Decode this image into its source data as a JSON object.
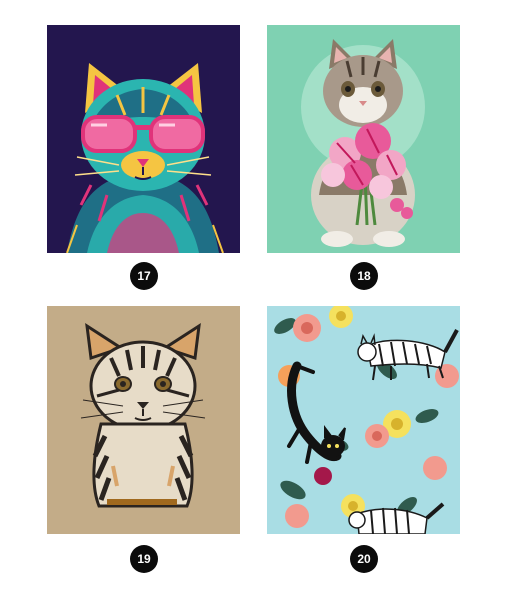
{
  "gallery": {
    "items": [
      {
        "number": "17",
        "icon": "neon-cat-sunglasses-image",
        "colors": {
          "bg": "#23164e",
          "accent": "#e0337a"
        }
      },
      {
        "number": "18",
        "icon": "kitten-with-pink-lilies-image",
        "colors": {
          "bg": "#7fd1b2",
          "accent": "#e85a9a"
        }
      },
      {
        "number": "19",
        "icon": "sketched-cat-on-kraft-paper-image",
        "colors": {
          "bg": "#c7b08e",
          "accent": "#2a2420"
        }
      },
      {
        "number": "20",
        "icon": "cats-and-roses-pattern-image",
        "colors": {
          "bg": "#a9dde4",
          "accent": "#f29a8e"
        }
      }
    ]
  }
}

————

## INSTRUCTION:
Filter out every line that lacks the word "icon", and copy the rest.

## SOLVED PROBLEM:
        "icon": "neon-cat-sunglasses-image",
        "icon": "kitten-with-pink-lilies-image",
        "icon": "sketched-cat-on-kraft-paper-image",
        "icon": "cats-and-roses-pattern-image",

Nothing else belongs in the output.